→ **Directions**:
In full and without deviation, write out the entries that follow.

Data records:
—————
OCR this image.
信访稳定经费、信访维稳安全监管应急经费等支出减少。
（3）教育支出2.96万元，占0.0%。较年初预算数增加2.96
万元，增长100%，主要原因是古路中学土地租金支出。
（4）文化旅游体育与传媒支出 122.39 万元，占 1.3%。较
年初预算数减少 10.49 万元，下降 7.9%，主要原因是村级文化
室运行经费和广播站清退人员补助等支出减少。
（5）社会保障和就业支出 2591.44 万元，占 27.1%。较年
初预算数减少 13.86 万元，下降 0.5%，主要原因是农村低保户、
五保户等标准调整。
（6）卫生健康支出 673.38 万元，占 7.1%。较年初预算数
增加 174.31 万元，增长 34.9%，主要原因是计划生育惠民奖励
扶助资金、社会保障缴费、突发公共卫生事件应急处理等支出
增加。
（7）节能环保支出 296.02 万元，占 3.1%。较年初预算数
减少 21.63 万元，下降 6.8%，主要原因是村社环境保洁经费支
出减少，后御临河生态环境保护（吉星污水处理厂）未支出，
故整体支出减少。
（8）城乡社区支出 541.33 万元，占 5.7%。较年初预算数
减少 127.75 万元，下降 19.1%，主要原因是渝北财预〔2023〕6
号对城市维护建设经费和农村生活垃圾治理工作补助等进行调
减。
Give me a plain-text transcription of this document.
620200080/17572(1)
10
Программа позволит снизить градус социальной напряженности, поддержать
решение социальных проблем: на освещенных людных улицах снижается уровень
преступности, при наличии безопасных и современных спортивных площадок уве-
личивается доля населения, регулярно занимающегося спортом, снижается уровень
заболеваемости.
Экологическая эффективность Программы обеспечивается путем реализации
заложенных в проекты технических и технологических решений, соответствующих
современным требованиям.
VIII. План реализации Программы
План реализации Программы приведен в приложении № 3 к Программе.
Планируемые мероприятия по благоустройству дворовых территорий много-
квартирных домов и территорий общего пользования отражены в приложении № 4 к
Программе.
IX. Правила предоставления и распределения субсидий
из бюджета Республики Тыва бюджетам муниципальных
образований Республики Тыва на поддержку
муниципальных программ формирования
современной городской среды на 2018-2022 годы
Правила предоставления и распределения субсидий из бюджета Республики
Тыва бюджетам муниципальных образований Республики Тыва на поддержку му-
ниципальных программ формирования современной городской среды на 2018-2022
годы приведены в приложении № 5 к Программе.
—————
→ **Exercise response**:
OCR this image.
信访稳定经费、信访维稳安全监管应急经费等支出减少。
（3）教育支出2.96万元，占0.0%。较年初预算数增加2.96
万元，增长100%，主要原因是古路中学土地租金支出。
（4）文化旅游体育与传媒支出 122.39 万元，占 1.3%。较
年初预算数减少 10.49 万元，下降 7.9%，主要原因是村级文化
室运行经费和广播站清退人员补助等支出减少。
（5）社会保障和就业支出 2591.44 万元，占 27.1%。较年
初预算数减少 13.86 万元，下降 0.5%，主要原因是农村低保户、
五保户等标准调整。
（6）卫生健康支出 673.38 万元，占 7.1%。较年初预算数
增加 174.31 万元，增长 34.9%，主要原因是计划生育惠民奖励
扶助资金、社会保障缴费、突发公共卫生事件应急处理等支出
增加。
（7）节能环保支出 296.02 万元，占 3.1%。较年初预算数
减少 21.63 万元，下降 6.8%，主要原因是村社环境保洁经费支
出减少，后御临河生态环境保护（吉星污水处理厂）未支出，
故整体支出减少。
（8）城乡社区支出 541.33 万元，占 5.7%。较年初预算数
减少 127.75 万元，下降 19.1%，主要原因是渝北财预〔2023〕6
号对城市维护建设经费和农村生活垃圾治理工作补助等进行调
减。
Give me a plain-text transcription of this document.
620200080/17572(1)
10
Программа позволит снизить градус социальной напряженности, поддержать
решение социальных проблем: на освещенных людных улицах снижается уровень
преступности, при наличии безопасных и современных спортивных площадок уве-
личивается доля населения, регулярно занимающегося спортом, снижается уровень
заболеваемости.
Экологическая эффективность Программы обеспечивается путем реализации
заложенных в проекты технических и технологических решений, соответствующих
современным требованиям.
VIII. План реализации Программы
План реализации Программы приведен в приложении № 3 к Программе.
Планируемые мероприятия по благоустройству дворовых территорий много-
квартирных домов и территорий общего пользования отражены в приложении № 4 к
Программе.
IX. Правила предоставления и распределения субсидий
из бюджета Республики Тыва бюджетам муниципальных
образований Республики Тыва на поддержку
муниципальных программ формирования
современной городской среды на 2018-2022 годы
Правила предоставления и распределения субсидий из бюджета Республики
Тыва бюджетам муниципальных образований Республики Тыва на поддержку му-
ниципальных программ формирования современной городской среды на 2018-2022
годы приведены в приложении № 5 к Программе.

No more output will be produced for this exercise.